**GIVEN REQUEST:** Copy all lines below exactly as written. Leave pictures out.

**DATA SECTION:**
------

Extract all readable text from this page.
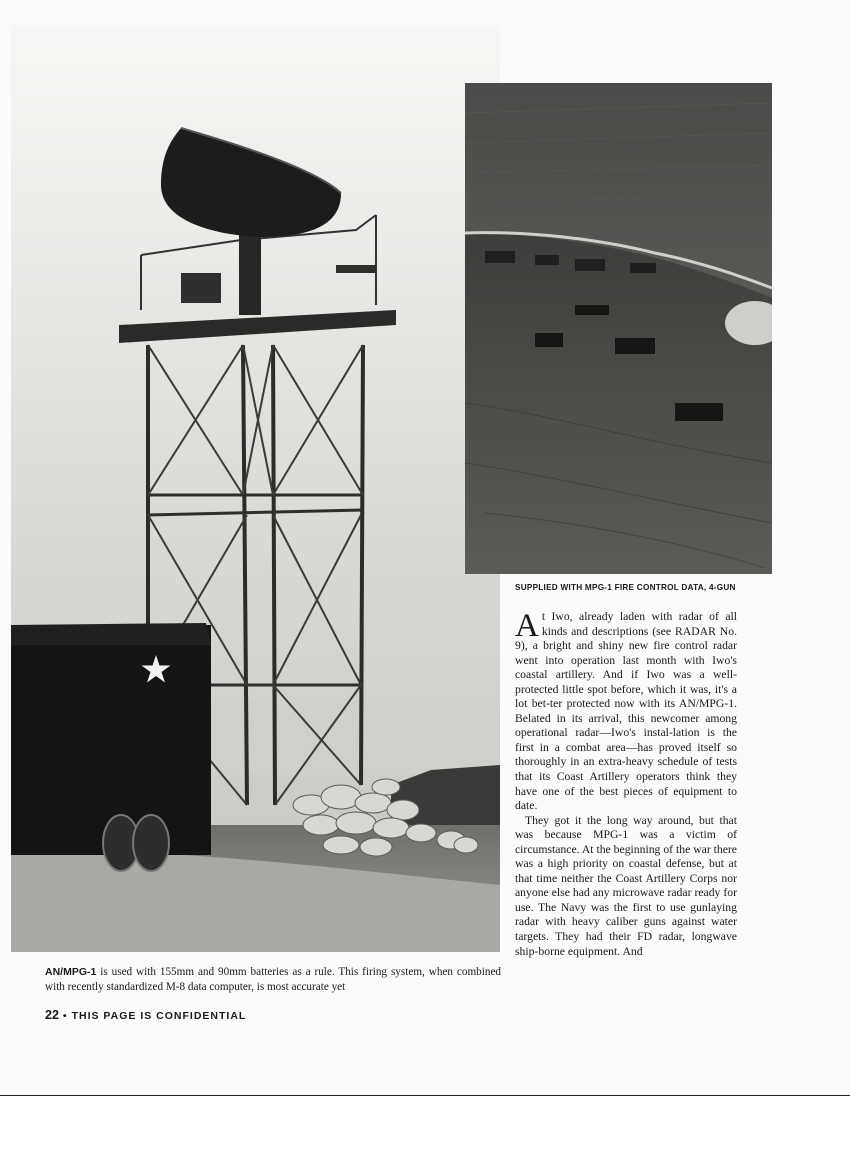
SUPPLIED WITH MPG-1 FIRE CONTROL DATA, 4-GUN

A t Iwo, already laden with radar of all kinds and descriptions (see RADAR No. 9), a bright and shiny new fire control radar went into operation last month with Iwo's coastal artillery. And if Iwo was a well-protected little spot before, which it was, it's a lot bet-ter protected now with its AN/MPG-1. Belated in its arrival, this newcomer among operational radar—Iwo's instal-lation is the first in a combat area—has proved itself so thoroughly in an extra-heavy schedule of tests that its Coast Artillery operators think they have one of the best pieces of equipment to date.

They got it the long way around, but that was because MPG-1 was a victim of circumstance. At the beginning of the war there was a high priority on coastal defense, but at that time neither the Coast Artillery Corps nor anyone else had any microwave radar ready for use. The Navy was the first to use gunlaying radar with heavy caliber guns against water targets. They had their FD radar, longwave ship-borne equipment. And

AN/MPG-1 is used with 155mm and 90mm batteries as a rule. This firing system, when combined with recently standardized M-8 data computer, is most accurate yet

22 • THIS PAGE IS CONFIDENTIAL
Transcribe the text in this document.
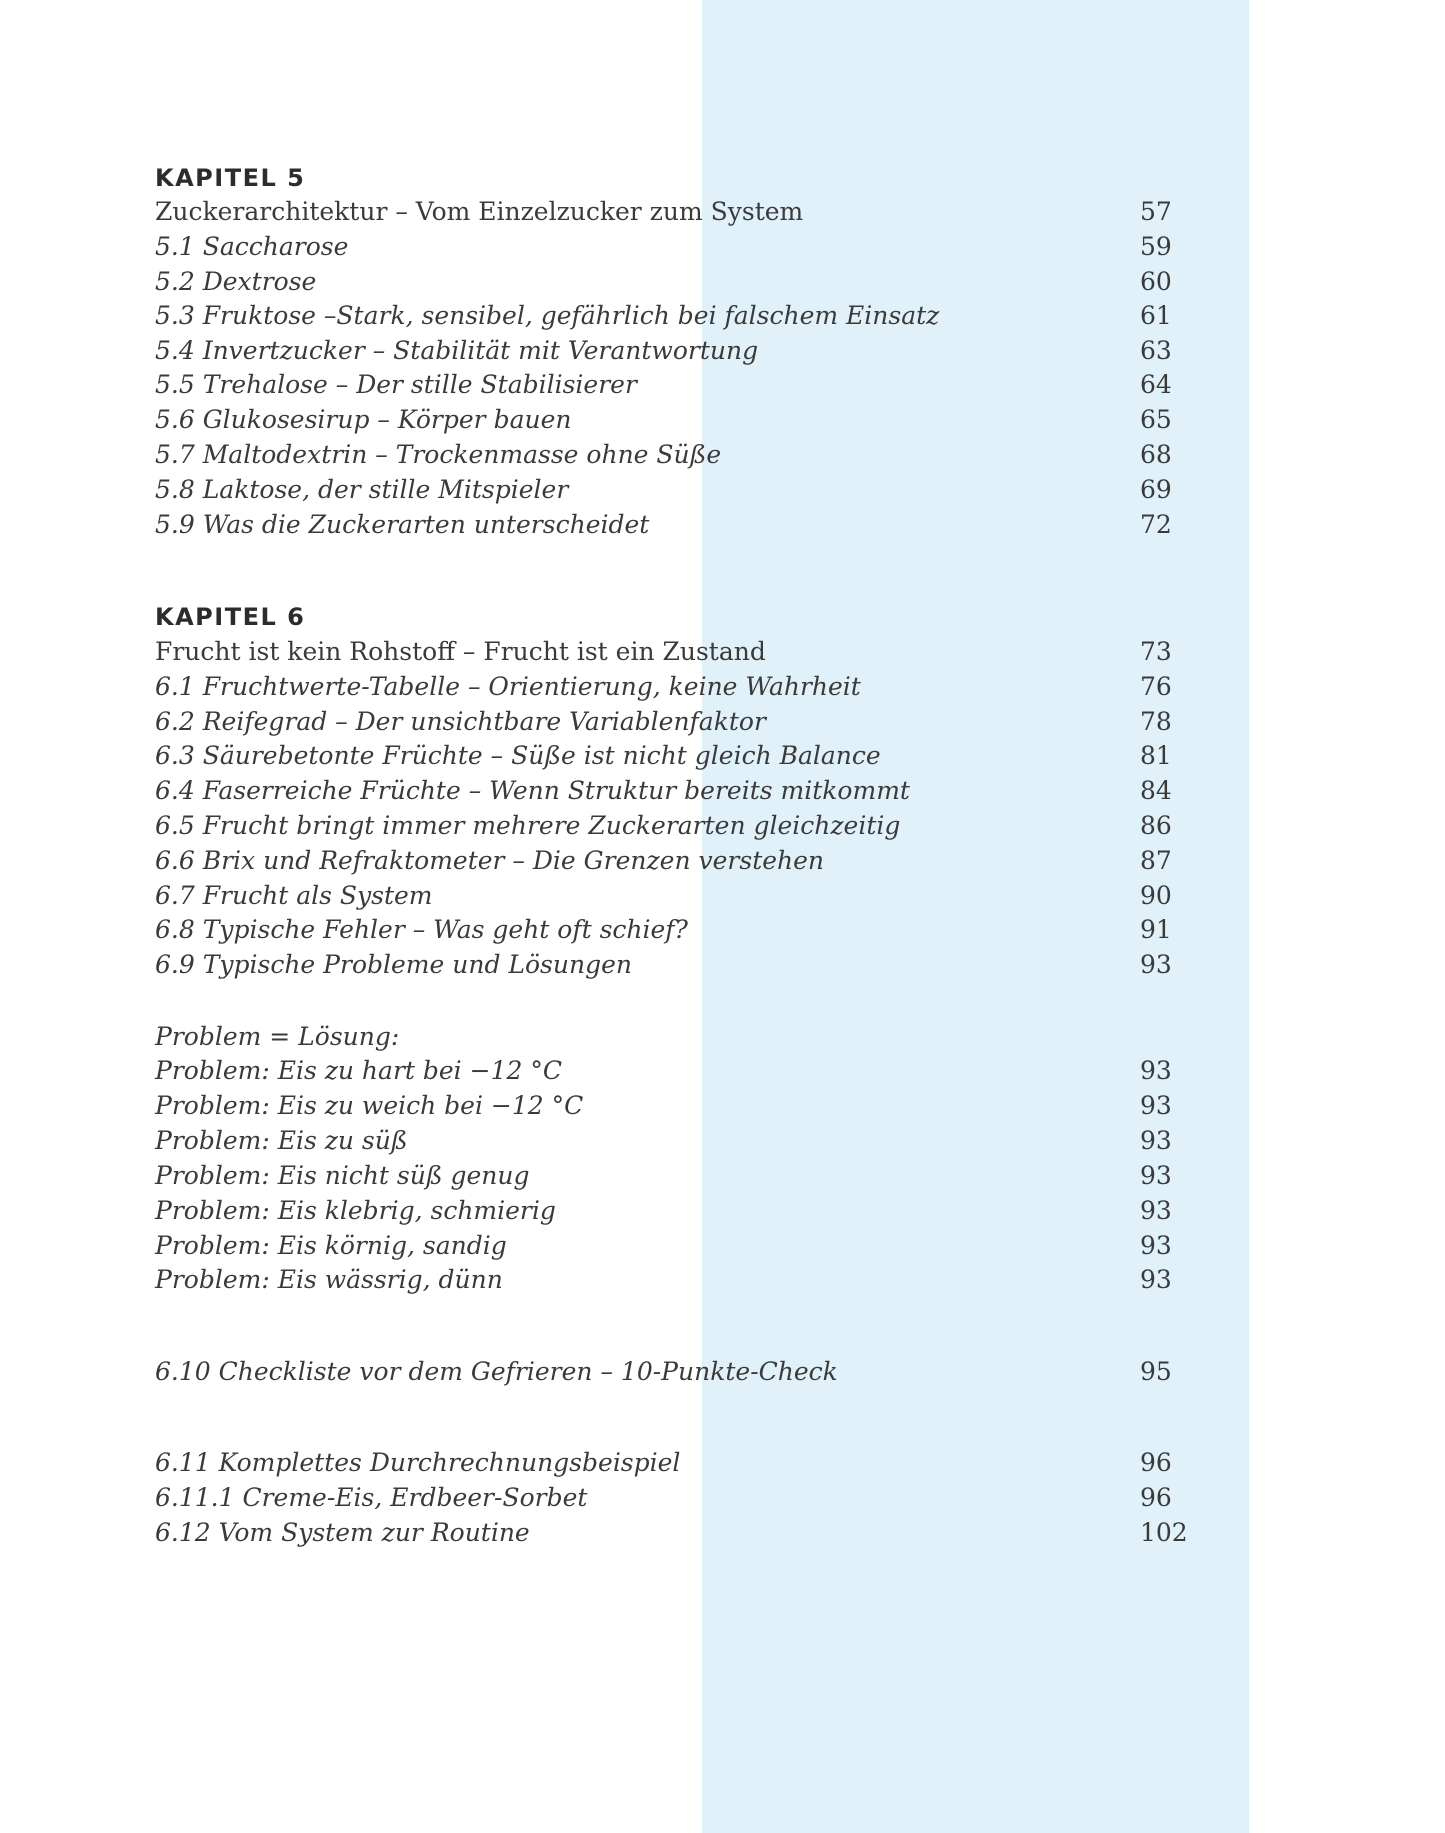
KAPITEL 5
Zuckerarchitektur – Vom Einzelzucker zum System	57
5.1 Saccharose	59
5.2 Dextrose	60
5.3 Fruktose –Stark, sensibel, gefährlich bei falschem Einsatz	61
5.4 Invertzucker – Stabilität mit Verantwortung	63
5.5 Trehalose – Der stille Stabilisierer	64
5.6 Glukosesirup – Körper bauen	65
5.7 Maltodextrin – Trockenmasse ohne Süße	68
5.8 Laktose, der stille Mitspieler	69
5.9 Was die Zuckerarten unterscheidet	72
KAPITEL 6
Frucht ist kein Rohstoff – Frucht ist ein Zustand	73
6.1 Fruchtwerte-Tabelle – Orientierung, keine Wahrheit	76
6.2 Reifegrad – Der unsichtbare Variablenfaktor	78
6.3 Säurebetonte Früchte – Süße ist nicht gleich Balance	81
6.4 Faserreiche Früchte – Wenn Struktur bereits mitkommt	84
6.5 Frucht bringt immer mehrere Zuckerarten gleichzeitig	86
6.6 Brix und Refraktometer – Die Grenzen verstehen	87
6.7 Frucht als System	90
6.8 Typische Fehler – Was geht oft schief?	91
6.9 Typische Probleme und Lösungen	93
Problem = Lösung:
Problem: Eis zu hart bei −12 °C	93
Problem: Eis zu weich bei −12 °C	93
Problem: Eis zu süß	93
Problem: Eis nicht süß genug	93
Problem: Eis klebrig, schmierig	93
Problem: Eis körnig, sandig	93
Problem: Eis wässrig, dünn	93
6.10 Checkliste vor dem Gefrieren – 10-Punkte-Check	95
6.11 Komplettes Durchrechnungsbeispiel	96
6.11.1 Creme-Eis, Erdbeer-Sorbet	96
6.12 Vom System zur Routine	102
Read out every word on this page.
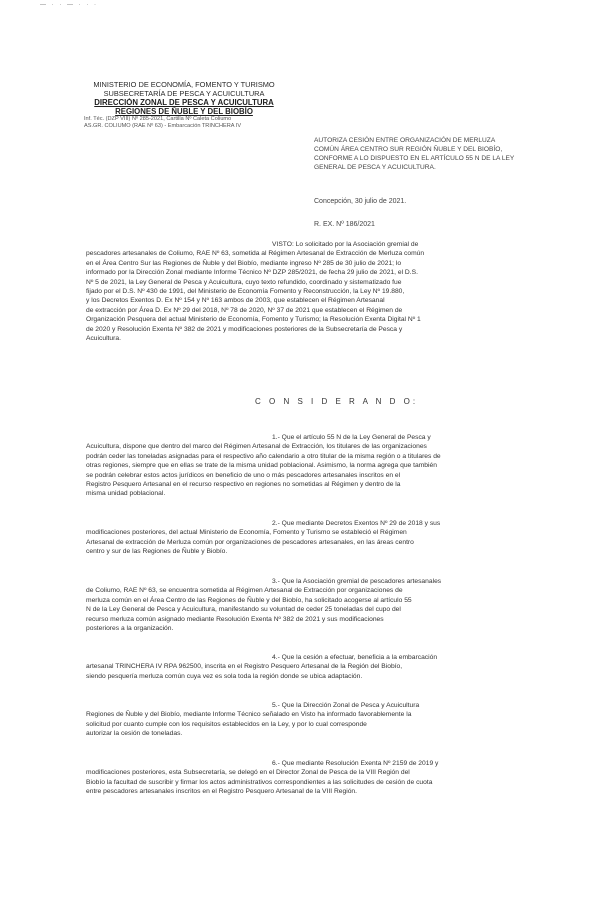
— · · — · · ·
MINISTERIO DE ECONOMÍA, FOMENTO Y TURISMO
SUBSECRETARÍA DE PESCA Y ACUICULTURA
DIRECCIÓN ZONAL DE PESCA Y ACUICULTURA
REGIONES DE ÑUBLE Y DEL BIOBÍO
Inf. Téc. (DZP VIII) Nº 285-2021, Cartilla Nº Caleta Coliumo
AS.GR. COLIUMO (RAE Nº 63) - Embarcación TRINCHERA IV
AUTORIZA CESIÓN ENTRE ORGANIZACIÓN DE MERLUZA
COMÚN ÁREA CENTRO SUR REGIÓN ÑUBLE Y DEL BIOBÍO,
CONFORME A LO DISPUESTO EN EL ARTÍCULO 55 N DE LA LEY
GENERAL DE PESCA Y ACUICULTURA.
Concepción, 30 julio de 2021.
R. EX. Nº 186/2021
VISTO: Lo solicitado por la Asociación gremial de
pescadores artesanales de Coliumo, RAE Nº 63, sometida al Régimen Artesanal de Extracción de Merluza común
en el Área Centro Sur las Regiones de Ñuble y del Biobío, mediante ingreso Nº 285 de 30 julio de 2021; lo
informado por la Dirección Zonal mediante Informe Técnico Nº DZP 285/2021, de fecha 29 julio de 2021, el D.S.
Nº 5 de 2021, la Ley General de Pesca y Acuicultura, cuyo texto refundido, coordinado y sistematizado fue
fijado por el D.S. Nº 430 de 1991, del Ministerio de Economía Fomento y Reconstrucción, la Ley Nº 19.880,
y los Decretos Exentos D. Ex Nº 154 y Nº 163 ambos de 2003, que establecen el Régimen Artesanal
de extracción por Área D. Ex Nº 29 del 2018, Nº 78 de 2020, Nº 37 de 2021 que establecen el Régimen de
Organización Pesquera del actual Ministerio de Economía, Fomento y Turismo; la Resolución Exenta Digital Nº 1
de 2020 y Resolución Exenta Nº 382 de 2021 y modificaciones posteriores de la Subsecretaría de Pesca y
Acuicultura.
C O N S I D E R A N D O:
1.- Que el artículo 55 N de la Ley General de Pesca y
Acuicultura, dispone que dentro del marco del Régimen Artesanal de Extracción, los titulares de las organizaciones
podrán ceder las toneladas asignadas para el respectivo año calendario a otro titular de la misma región o a titulares de
otras regiones, siempre que en ellas se trate de la misma unidad poblacional. Asimismo, la norma agrega que también
se podrán celebrar estos actos jurídicos en beneficio de uno o más pescadores artesanales inscritos en el
Registro Pesquero Artesanal en el recurso respectivo en regiones no sometidas al Régimen y dentro de la
misma unidad poblacional.
2.- Que mediante Decretos Exentos Nº 29 de 2018 y sus
modificaciones posteriores, del actual Ministerio de Economía, Fomento y Turismo se estableció el Régimen
Artesanal de extracción de Merluza común por organizaciones de pescadores artesanales, en las áreas centro
centro y sur de las Regiones de Ñuble y Biobío.
3.- Que la Asociación gremial de pescadores artesanales
de Coliumo, RAE Nº 63, se encuentra sometida al Régimen Artesanal de Extracción por organizaciones de
merluza común en el Área Centro de las Regiones de Ñuble y del Biobío, ha solicitado acogerse al artículo 55
N de la Ley General de Pesca y Acuicultura, manifestando su voluntad de ceder 25 toneladas del cupo del
recurso merluza común asignado mediante Resolución Exenta Nº 382 de 2021 y sus modificaciones
posteriores a la organización.
4.- Que la cesión a efectuar, beneficia a la embarcación
artesanal TRINCHERA IV RPA 962500, inscrita en el Registro Pesquero Artesanal de la Región del Biobío,
siendo pesquería merluza común cuya vez es sola toda la región donde se ubica adaptación.
5.- Que la Dirección Zonal de Pesca y Acuicultura
Regiones de Ñuble y del Biobío, mediante Informe Técnico señalado en Visto ha informado favorablemente la
solicitud por cuanto cumple con los requisitos establecidos en la Ley, y por lo cual corresponde
autorizar la cesión de toneladas.
6.- Que mediante Resolución Exenta Nº 2159 de 2019 y
modificaciones posteriores, esta Subsecretaría, se delegó en el Director Zonal de Pesca de la VIII Región del
Biobío la facultad de suscribir y firmar los actos administrativos correspondientes a las solicitudes de cesión de cuota
entre pescadores artesanales inscritos en el Registro Pesquero Artesanal de la VIII Región.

------

**RESULT OF THIS EXERCISE:**
Extract all readable text from this page.
SUPPLIED WITH MPG-1 FIRE CONTROL DATA, 4-GUN

A t Iwo, already laden with radar of all kinds and descriptions (see RADAR No. 9), a bright and shiny new fire control radar went into operation last month with Iwo's coastal artillery. And if Iwo was a well-protected little spot before, which it was, it's a lot bet-ter protected now with its AN/MPG-1. Belated in its arrival, this newcomer among operational radar—Iwo's instal-lation is the first in a combat area—has proved itself so thoroughly in an extra-heavy schedule of tests that its Coast Artillery operators think they have one of the best pieces of equipment to date.

They got it the long way around, but that was because MPG-1 was a victim of circumstance. At the beginning of the war there was a high priority on coastal defense, but at that time neither the Coast Artillery Corps nor anyone else had any microwave radar ready for use. The Navy was the first to use gunlaying radar with heavy caliber guns against water targets. They had their FD radar, longwave ship-borne equipment. And

AN/MPG-1 is used with 155mm and 90mm batteries as a rule. This firing system, when combined with recently standardized M-8 data computer, is most accurate yet

22 • THIS PAGE IS CONFIDENTIAL
Transcribe the text in this document.
KAPITEL 5
Zuckerarchitektur – Vom Einzelzucker zum System	57
5.1 Saccharose	59
5.2 Dextrose	60
5.3 Fruktose –Stark, sensibel, gefährlich bei falschem Einsatz	61
5.4 Invertzucker – Stabilität mit Verantwortung	63
5.5 Trehalose – Der stille Stabilisierer	64
5.6 Glukosesirup – Körper bauen	65
5.7 Maltodextrin – Trockenmasse ohne Süße	68
5.8 Laktose, der stille Mitspieler	69
5.9 Was die Zuckerarten unterscheidet	72
KAPITEL 6
Frucht ist kein Rohstoff – Frucht ist ein Zustand	73
6.1 Fruchtwerte-Tabelle – Orientierung, keine Wahrheit	76
6.2 Reifegrad – Der unsichtbare Variablenfaktor	78
6.3 Säurebetonte Früchte – Süße ist nicht gleich Balance	81
6.4 Faserreiche Früchte – Wenn Struktur bereits mitkommt	84
6.5 Frucht bringt immer mehrere Zuckerarten gleichzeitig	86
6.6 Brix und Refraktometer – Die Grenzen verstehen	87
6.7 Frucht als System	90
6.8 Typische Fehler – Was geht oft schief?	91
6.9 Typische Probleme und Lösungen	93
Problem = Lösung:
Problem: Eis zu hart bei −12 °C	93
Problem: Eis zu weich bei −12 °C	93
Problem: Eis zu süß	93
Problem: Eis nicht süß genug	93
Problem: Eis klebrig, schmierig	93
Problem: Eis körnig, sandig	93
Problem: Eis wässrig, dünn	93
6.10 Checkliste vor dem Gefrieren – 10-Punkte-Check	95
6.11 Komplettes Durchrechnungsbeispiel	96
6.11.1 Creme-Eis, Erdbeer-Sorbet	96
6.12 Vom System zur Routine	102
Read out every word on this page.
— · · — · · ·
MINISTERIO DE ECONOMÍA, FOMENTO Y TURISMO
SUBSECRETARÍA DE PESCA Y ACUICULTURA
DIRECCIÓN ZONAL DE PESCA Y ACUICULTURA
REGIONES DE ÑUBLE Y DEL BIOBÍO
Inf. Téc. (DZP VIII) Nº 285-2021, Cartilla Nº Caleta Coliumo
AS.GR. COLIUMO (RAE Nº 63) - Embarcación TRINCHERA IV
AUTORIZA CESIÓN ENTRE ORGANIZACIÓN DE MERLUZA
COMÚN ÁREA CENTRO SUR REGIÓN ÑUBLE Y DEL BIOBÍO,
CONFORME A LO DISPUESTO EN EL ARTÍCULO 55 N DE LA LEY
GENERAL DE PESCA Y ACUICULTURA.
Concepción, 30 julio de 2021.
R. EX. Nº 186/2021
VISTO: Lo solicitado por la Asociación gremial de
pescadores artesanales de Coliumo, RAE Nº 63, sometida al Régimen Artesanal de Extracción de Merluza común
en el Área Centro Sur las Regiones de Ñuble y del Biobío, mediante ingreso Nº 285 de 30 julio de 2021; lo
informado por la Dirección Zonal mediante Informe Técnico Nº DZP 285/2021, de fecha 29 julio de 2021, el D.S.
Nº 5 de 2021, la Ley General de Pesca y Acuicultura, cuyo texto refundido, coordinado y sistematizado fue
fijado por el D.S. Nº 430 de 1991, del Ministerio de Economía Fomento y Reconstrucción, la Ley Nº 19.880,
y los Decretos Exentos D. Ex Nº 154 y Nº 163 ambos de 2003, que establecen el Régimen Artesanal
de extracción por Área D. Ex Nº 29 del 2018, Nº 78 de 2020, Nº 37 de 2021 que establecen el Régimen de
Organización Pesquera del actual Ministerio de Economía, Fomento y Turismo; la Resolución Exenta Digital Nº 1
de 2020 y Resolución Exenta Nº 382 de 2021 y modificaciones posteriores de la Subsecretaría de Pesca y
Acuicultura.
C O N S I D E R A N D O:
1.- Que el artículo 55 N de la Ley General de Pesca y
Acuicultura, dispone que dentro del marco del Régimen Artesanal de Extracción, los titulares de las organizaciones
podrán ceder las toneladas asignadas para el respectivo año calendario a otro titular de la misma región o a titulares de
otras regiones, siempre que en ellas se trate de la misma unidad poblacional. Asimismo, la norma agrega que también
se podrán celebrar estos actos jurídicos en beneficio de uno o más pescadores artesanales inscritos en el
Registro Pesquero Artesanal en el recurso respectivo en regiones no sometidas al Régimen y dentro de la
misma unidad poblacional.
2.- Que mediante Decretos Exentos Nº 29 de 2018 y sus
modificaciones posteriores, del actual Ministerio de Economía, Fomento y Turismo se estableció el Régimen
Artesanal de extracción de Merluza común por organizaciones de pescadores artesanales, en las áreas centro
centro y sur de las Regiones de Ñuble y Biobío.
3.- Que la Asociación gremial de pescadores artesanales
de Coliumo, RAE Nº 63, se encuentra sometida al Régimen Artesanal de Extracción por organizaciones de
merluza común en el Área Centro de las Regiones de Ñuble y del Biobío, ha solicitado acogerse al artículo 55
N de la Ley General de Pesca y Acuicultura, manifestando su voluntad de ceder 25 toneladas del cupo del
recurso merluza común asignado mediante Resolución Exenta Nº 382 de 2021 y sus modificaciones
posteriores a la organización.
4.- Que la cesión a efectuar, beneficia a la embarcación
artesanal TRINCHERA IV RPA 962500, inscrita en el Registro Pesquero Artesanal de la Región del Biobío,
siendo pesquería merluza común cuya vez es sola toda la región donde se ubica adaptación.
5.- Que la Dirección Zonal de Pesca y Acuicultura
Regiones de Ñuble y del Biobío, mediante Informe Técnico señalado en Visto ha informado favorablemente la
solicitud por cuanto cumple con los requisitos establecidos en la Ley, y por lo cual corresponde
autorizar la cesión de toneladas.
6.- Que mediante Resolución Exenta Nº 2159 de 2019 y
modificaciones posteriores, esta Subsecretaría, se delegó en el Director Zonal de Pesca de la VIII Región del
Biobío la facultad de suscribir y firmar los actos administrativos correspondientes a las solicitudes de cesión de cuota
entre pescadores artesanales inscritos en el Registro Pesquero Artesanal de la VIII Región.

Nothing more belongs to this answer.